* **Exercise requirements**: Output only the lines that run from the line holding "Convert this document image to plain text." to the end of the entries, both ends included, and skip the pictures.

(Entries taken from a collection)

┌──

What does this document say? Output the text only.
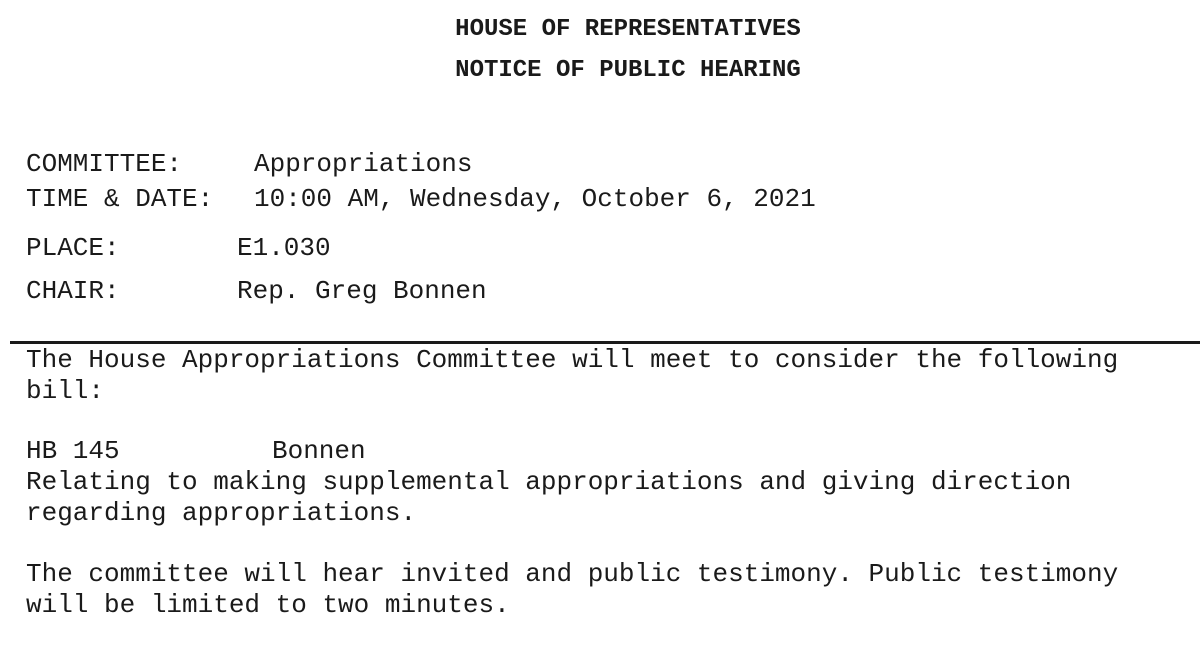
HOUSE OF REPRESENTATIVES
NOTICE OF PUBLIC HEARING
COMMITTEE:	Appropriations
TIME & DATE: 10:00 AM, Wednesday, October 6, 2021
PLACE:	E1.030
CHAIR:	Rep. Greg Bonnen
The House Appropriations Committee will meet to consider the following
bill:
HB 145	Bonnen
Relating to making supplemental appropriations and giving direction
regarding appropriations.
The committee will hear invited and public testimony. Public testimony
will be limited to two minutes.
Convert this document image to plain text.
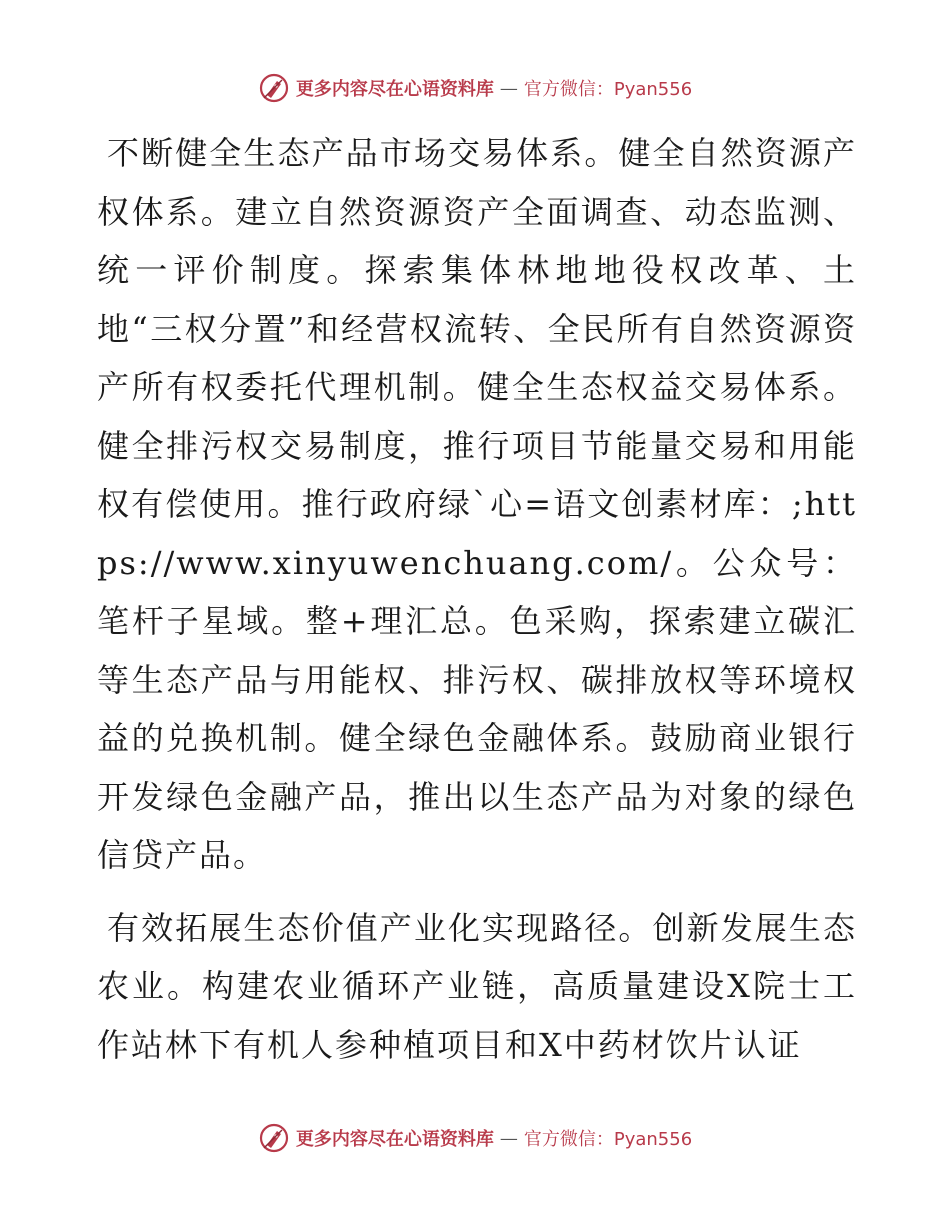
更多内容尽在心语资料库 — 官方微信：Pyan556

不断健全生态产品市场交易体系。健全自然资源产权体系。建立自然资源资产全面调查、动态监测、统一评价制度。探索集体林地地役权改革、土地“三权分置”和经营权流转、全民所有自然资源资产所有权委托代理机制。健全生态权益交易体系。健全排污权交易制度，推行项目节能量交易和用能权有偿使用。推行政府绿`心=语文创素材库：;https://www.xinyuwenchuang.com/。公众号：笔杆子星域。整+理汇总。色采购，探索建立碳汇等生态产品与用能权、排污权、碳排放权等环境权益的兑换机制。健全绿色金融体系。鼓励商业银行开发绿色金融产品，推出以生态产品为对象的绿色信贷产品。

有效拓展生态价值产业化实现路径。创新发展生态农业。构建农业循环产业链，高质量建设X院士工作站林下有机人参种植项目和X中药材饮片认证

更多内容尽在心语资料库 — 官方微信：Pyan556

└──

* **Complete response**:
Convert this document image to plain text.
更多内容尽在心语资料库 — 官方微信：Pyan556

不断健全生态产品市场交易体系。健全自然资源产权体系。建立自然资源资产全面调查、动态监测、统一评价制度。探索集体林地地役权改革、土地“三权分置”和经营权流转、全民所有自然资源资产所有权委托代理机制。健全生态权益交易体系。健全排污权交易制度，推行项目节能量交易和用能权有偿使用。推行政府绿`心=语文创素材库：;https://www.xinyuwenchuang.com/。公众号：笔杆子星域。整+理汇总。色采购，探索建立碳汇等生态产品与用能权、排污权、碳排放权等环境权益的兑换机制。健全绿色金融体系。鼓励商业银行开发绿色金融产品，推出以生态产品为对象的绿色信贷产品。

有效拓展生态价值产业化实现路径。创新发展生态农业。构建农业循环产业链，高质量建设X院士工作站林下有机人参种植项目和X中药材饮片认证

更多内容尽在心语资料库 — 官方微信：Pyan556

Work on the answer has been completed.